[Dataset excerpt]
---
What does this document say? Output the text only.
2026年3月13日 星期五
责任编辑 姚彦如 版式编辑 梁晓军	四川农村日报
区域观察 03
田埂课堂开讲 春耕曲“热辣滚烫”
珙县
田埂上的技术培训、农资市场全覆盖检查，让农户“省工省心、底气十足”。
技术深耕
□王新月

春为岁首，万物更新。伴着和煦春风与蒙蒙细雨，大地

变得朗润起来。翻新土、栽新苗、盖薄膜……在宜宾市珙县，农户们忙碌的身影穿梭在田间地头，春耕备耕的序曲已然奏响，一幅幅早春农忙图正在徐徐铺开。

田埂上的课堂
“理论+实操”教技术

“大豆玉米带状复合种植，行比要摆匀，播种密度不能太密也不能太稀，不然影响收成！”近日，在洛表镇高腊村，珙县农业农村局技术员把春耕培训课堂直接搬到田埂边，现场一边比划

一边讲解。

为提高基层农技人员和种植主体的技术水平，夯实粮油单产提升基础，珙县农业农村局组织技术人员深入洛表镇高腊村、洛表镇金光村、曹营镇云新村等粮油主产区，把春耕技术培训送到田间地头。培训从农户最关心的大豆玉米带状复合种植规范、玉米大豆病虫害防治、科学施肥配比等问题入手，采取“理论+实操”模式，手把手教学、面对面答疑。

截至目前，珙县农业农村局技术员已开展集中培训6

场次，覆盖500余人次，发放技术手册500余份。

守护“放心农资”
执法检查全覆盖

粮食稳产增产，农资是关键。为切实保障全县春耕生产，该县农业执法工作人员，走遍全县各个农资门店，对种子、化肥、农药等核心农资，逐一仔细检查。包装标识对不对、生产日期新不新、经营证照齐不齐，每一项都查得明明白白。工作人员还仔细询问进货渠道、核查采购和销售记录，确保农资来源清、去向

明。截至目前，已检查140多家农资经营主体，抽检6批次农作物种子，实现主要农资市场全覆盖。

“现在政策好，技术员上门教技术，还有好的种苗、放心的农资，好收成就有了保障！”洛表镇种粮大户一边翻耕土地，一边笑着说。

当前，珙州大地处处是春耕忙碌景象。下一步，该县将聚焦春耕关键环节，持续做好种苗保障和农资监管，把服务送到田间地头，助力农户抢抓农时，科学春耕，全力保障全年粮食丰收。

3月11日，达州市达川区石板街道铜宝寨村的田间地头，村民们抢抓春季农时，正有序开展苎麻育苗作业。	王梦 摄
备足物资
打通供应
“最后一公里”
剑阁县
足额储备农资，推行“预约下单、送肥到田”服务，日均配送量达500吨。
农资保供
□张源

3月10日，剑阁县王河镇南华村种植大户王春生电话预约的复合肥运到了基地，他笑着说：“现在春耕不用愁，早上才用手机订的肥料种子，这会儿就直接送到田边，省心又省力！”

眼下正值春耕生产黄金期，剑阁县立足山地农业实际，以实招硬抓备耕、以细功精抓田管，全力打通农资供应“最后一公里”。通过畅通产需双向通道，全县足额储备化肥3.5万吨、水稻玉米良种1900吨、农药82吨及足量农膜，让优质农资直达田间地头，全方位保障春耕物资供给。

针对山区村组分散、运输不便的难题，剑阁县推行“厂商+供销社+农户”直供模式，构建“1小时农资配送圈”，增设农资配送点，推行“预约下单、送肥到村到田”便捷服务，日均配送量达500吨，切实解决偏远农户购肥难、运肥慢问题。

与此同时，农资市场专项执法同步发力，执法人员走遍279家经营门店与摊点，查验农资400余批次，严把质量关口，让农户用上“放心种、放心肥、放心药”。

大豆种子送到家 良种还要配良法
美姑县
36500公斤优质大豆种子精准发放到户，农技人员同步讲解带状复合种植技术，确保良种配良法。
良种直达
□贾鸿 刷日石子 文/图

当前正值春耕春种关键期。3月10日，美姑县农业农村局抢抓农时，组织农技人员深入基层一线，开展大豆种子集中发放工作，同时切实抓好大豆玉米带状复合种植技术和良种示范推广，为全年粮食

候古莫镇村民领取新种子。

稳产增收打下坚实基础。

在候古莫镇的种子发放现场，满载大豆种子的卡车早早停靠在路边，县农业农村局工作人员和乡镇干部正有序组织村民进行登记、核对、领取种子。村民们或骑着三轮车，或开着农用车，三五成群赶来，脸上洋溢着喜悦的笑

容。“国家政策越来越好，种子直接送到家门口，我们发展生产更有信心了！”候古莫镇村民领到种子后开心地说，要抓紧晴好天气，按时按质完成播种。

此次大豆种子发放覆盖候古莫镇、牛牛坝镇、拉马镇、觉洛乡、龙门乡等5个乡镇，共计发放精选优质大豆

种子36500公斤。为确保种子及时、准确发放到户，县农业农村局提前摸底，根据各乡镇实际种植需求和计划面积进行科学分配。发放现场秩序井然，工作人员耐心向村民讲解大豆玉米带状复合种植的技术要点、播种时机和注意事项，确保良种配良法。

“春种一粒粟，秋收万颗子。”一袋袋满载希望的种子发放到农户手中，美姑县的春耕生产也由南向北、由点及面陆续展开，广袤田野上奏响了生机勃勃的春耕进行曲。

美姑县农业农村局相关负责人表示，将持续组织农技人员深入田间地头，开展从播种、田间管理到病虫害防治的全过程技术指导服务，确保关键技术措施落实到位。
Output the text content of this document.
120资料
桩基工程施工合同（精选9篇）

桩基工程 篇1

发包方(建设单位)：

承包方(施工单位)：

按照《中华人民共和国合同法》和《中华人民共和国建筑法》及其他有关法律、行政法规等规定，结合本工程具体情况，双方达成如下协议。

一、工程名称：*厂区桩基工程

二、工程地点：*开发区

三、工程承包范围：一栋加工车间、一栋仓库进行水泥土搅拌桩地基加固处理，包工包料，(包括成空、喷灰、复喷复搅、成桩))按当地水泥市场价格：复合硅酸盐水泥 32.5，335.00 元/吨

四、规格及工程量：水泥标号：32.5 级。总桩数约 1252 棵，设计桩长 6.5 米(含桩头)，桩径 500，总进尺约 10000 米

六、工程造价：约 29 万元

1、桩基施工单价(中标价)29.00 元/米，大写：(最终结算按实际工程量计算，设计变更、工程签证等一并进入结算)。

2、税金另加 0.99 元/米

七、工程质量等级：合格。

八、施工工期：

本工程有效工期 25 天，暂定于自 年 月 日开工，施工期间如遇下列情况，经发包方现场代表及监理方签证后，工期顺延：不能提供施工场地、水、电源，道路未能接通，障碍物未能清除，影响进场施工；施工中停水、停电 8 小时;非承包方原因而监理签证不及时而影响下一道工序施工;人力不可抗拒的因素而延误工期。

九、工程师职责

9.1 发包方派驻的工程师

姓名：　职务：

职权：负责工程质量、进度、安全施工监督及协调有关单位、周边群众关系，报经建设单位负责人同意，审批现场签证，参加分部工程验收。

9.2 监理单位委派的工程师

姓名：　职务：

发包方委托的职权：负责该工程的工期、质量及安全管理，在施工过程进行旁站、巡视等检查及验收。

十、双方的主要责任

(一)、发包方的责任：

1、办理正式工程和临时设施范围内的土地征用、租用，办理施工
---
Reproduce every record, matching each line exactly.

What does this document say? Output the text only.
2026年3月13日 星期五
责任编辑 姚彦如 版式编辑 梁晓军	四川农村日报
区域观察 03
田埂课堂开讲 春耕曲“热辣滚烫”
珙县
田埂上的技术培训、农资市场全覆盖检查，让农户“省工省心、底气十足”。
技术深耕
□王新月

春为岁首，万物更新。伴着和煦春风与蒙蒙细雨，大地

变得朗润起来。翻新土、栽新苗、盖薄膜……在宜宾市珙县，农户们忙碌的身影穿梭在田间地头，春耕备耕的序曲已然奏响，一幅幅早春农忙图正在徐徐铺开。

田埂上的课堂
“理论+实操”教技术

“大豆玉米带状复合种植，行比要摆匀，播种密度不能太密也不能太稀，不然影响收成！”近日，在洛表镇高腊村，珙县农业农村局技术员把春耕培训课堂直接搬到田埂边，现场一边比划

一边讲解。

为提高基层农技人员和种植主体的技术水平，夯实粮油单产提升基础，珙县农业农村局组织技术人员深入洛表镇高腊村、洛表镇金光村、曹营镇云新村等粮油主产区，把春耕技术培训送到田间地头。培训从农户最关心的大豆玉米带状复合种植规范、玉米大豆病虫害防治、科学施肥配比等问题入手，采取“理论+实操”模式，手把手教学、面对面答疑。

截至目前，珙县农业农村局技术员已开展集中培训6

场次，覆盖500余人次，发放技术手册500余份。

守护“放心农资”
执法检查全覆盖

粮食稳产增产，农资是关键。为切实保障全县春耕生产，该县农业执法工作人员，走遍全县各个农资门店，对种子、化肥、农药等核心农资，逐一仔细检查。包装标识对不对、生产日期新不新、经营证照齐不齐，每一项都查得明明白白。工作人员还仔细询问进货渠道、核查采购和销售记录，确保农资来源清、去向

明。截至目前，已检查140多家农资经营主体，抽检6批次农作物种子，实现主要农资市场全覆盖。

“现在政策好，技术员上门教技术，还有好的种苗、放心的农资，好收成就有了保障！”洛表镇种粮大户一边翻耕土地，一边笑着说。

当前，珙州大地处处是春耕忙碌景象。下一步，该县将聚焦春耕关键环节，持续做好种苗保障和农资监管，把服务送到田间地头，助力农户抢抓农时，科学春耕，全力保障全年粮食丰收。

3月11日，达州市达川区石板街道铜宝寨村的田间地头，村民们抢抓春季农时，正有序开展苎麻育苗作业。	王梦 摄
备足物资
打通供应
“最后一公里”
剑阁县
足额储备农资，推行“预约下单、送肥到田”服务，日均配送量达500吨。
农资保供
□张源

3月10日，剑阁县王河镇南华村种植大户王春生电话预约的复合肥运到了基地，他笑着说：“现在春耕不用愁，早上才用手机订的肥料种子，这会儿就直接送到田边，省心又省力！”

眼下正值春耕生产黄金期，剑阁县立足山地农业实际，以实招硬抓备耕、以细功精抓田管，全力打通农资供应“最后一公里”。通过畅通产需双向通道，全县足额储备化肥3.5万吨、水稻玉米良种1900吨、农药82吨及足量农膜，让优质农资直达田间地头，全方位保障春耕物资供给。

针对山区村组分散、运输不便的难题，剑阁县推行“厂商+供销社+农户”直供模式，构建“1小时农资配送圈”，增设农资配送点，推行“预约下单、送肥到村到田”便捷服务，日均配送量达500吨，切实解决偏远农户购肥难、运肥慢问题。

与此同时，农资市场专项执法同步发力，执法人员走遍279家经营门店与摊点，查验农资400余批次，严把质量关口，让农户用上“放心种、放心肥、放心药”。

大豆种子送到家 良种还要配良法
美姑县
36500公斤优质大豆种子精准发放到户，农技人员同步讲解带状复合种植技术，确保良种配良法。
良种直达
□贾鸿 刷日石子 文/图

当前正值春耕春种关键期。3月10日，美姑县农业农村局抢抓农时，组织农技人员深入基层一线，开展大豆种子集中发放工作，同时切实抓好大豆玉米带状复合种植技术和良种示范推广，为全年粮食

候古莫镇村民领取新种子。

稳产增收打下坚实基础。

在候古莫镇的种子发放现场，满载大豆种子的卡车早早停靠在路边，县农业农村局工作人员和乡镇干部正有序组织村民进行登记、核对、领取种子。村民们或骑着三轮车，或开着农用车，三五成群赶来，脸上洋溢着喜悦的笑

容。“国家政策越来越好，种子直接送到家门口，我们发展生产更有信心了！”候古莫镇村民领到种子后开心地说，要抓紧晴好天气，按时按质完成播种。

此次大豆种子发放覆盖候古莫镇、牛牛坝镇、拉马镇、觉洛乡、龙门乡等5个乡镇，共计发放精选优质大豆

种子36500公斤。为确保种子及时、准确发放到户，县农业农村局提前摸底，根据各乡镇实际种植需求和计划面积进行科学分配。发放现场秩序井然，工作人员耐心向村民讲解大豆玉米带状复合种植的技术要点、播种时机和注意事项，确保良种配良法。

“春种一粒粟，秋收万颗子。”一袋袋满载希望的种子发放到农户手中，美姑县的春耕生产也由南向北、由点及面陆续展开，广袤田野上奏响了生机勃勃的春耕进行曲。

美姑县农业农村局相关负责人表示，将持续组织农技人员深入田间地头，开展从播种、田间管理到病虫害防治的全过程技术指导服务，确保关键技术措施落实到位。
Output the text content of this document.
120资料
桩基工程施工合同（精选9篇）

桩基工程 篇1

发包方(建设单位)：

承包方(施工单位)：

按照《中华人民共和国合同法》和《中华人民共和国建筑法》及其他有关法律、行政法规等规定，结合本工程具体情况，双方达成如下协议。

一、工程名称：*厂区桩基工程

二、工程地点：*开发区

三、工程承包范围：一栋加工车间、一栋仓库进行水泥土搅拌桩地基加固处理，包工包料，(包括成空、喷灰、复喷复搅、成桩))按当地水泥市场价格：复合硅酸盐水泥 32.5，335.00 元/吨

四、规格及工程量：水泥标号：32.5 级。总桩数约 1252 棵，设计桩长 6.5 米(含桩头)，桩径 500，总进尺约 10000 米

六、工程造价：约 29 万元

1、桩基施工单价(中标价)29.00 元/米，大写：(最终结算按实际工程量计算，设计变更、工程签证等一并进入结算)。

2、税金另加 0.99 元/米

七、工程质量等级：合格。

八、施工工期：

本工程有效工期 25 天，暂定于自 年 月 日开工，施工期间如遇下列情况，经发包方现场代表及监理方签证后，工期顺延：不能提供施工场地、水、电源，道路未能接通，障碍物未能清除，影响进场施工；施工中停水、停电 8 小时;非承包方原因而监理签证不及时而影响下一道工序施工;人力不可抗拒的因素而延误工期。

九、工程师职责

9.1 发包方派驻的工程师

姓名：　职务：

职权：负责工程质量、进度、安全施工监督及协调有关单位、周边群众关系，报经建设单位负责人同意，审批现场签证，参加分部工程验收。

9.2 监理单位委派的工程师

姓名：　职务：

发包方委托的职权：负责该工程的工期、质量及安全管理，在施工过程进行旁站、巡视等检查及验收。

十、双方的主要责任

(一)、发包方的责任：

1、办理正式工程和临时设施范围内的土地征用、租用，办理施工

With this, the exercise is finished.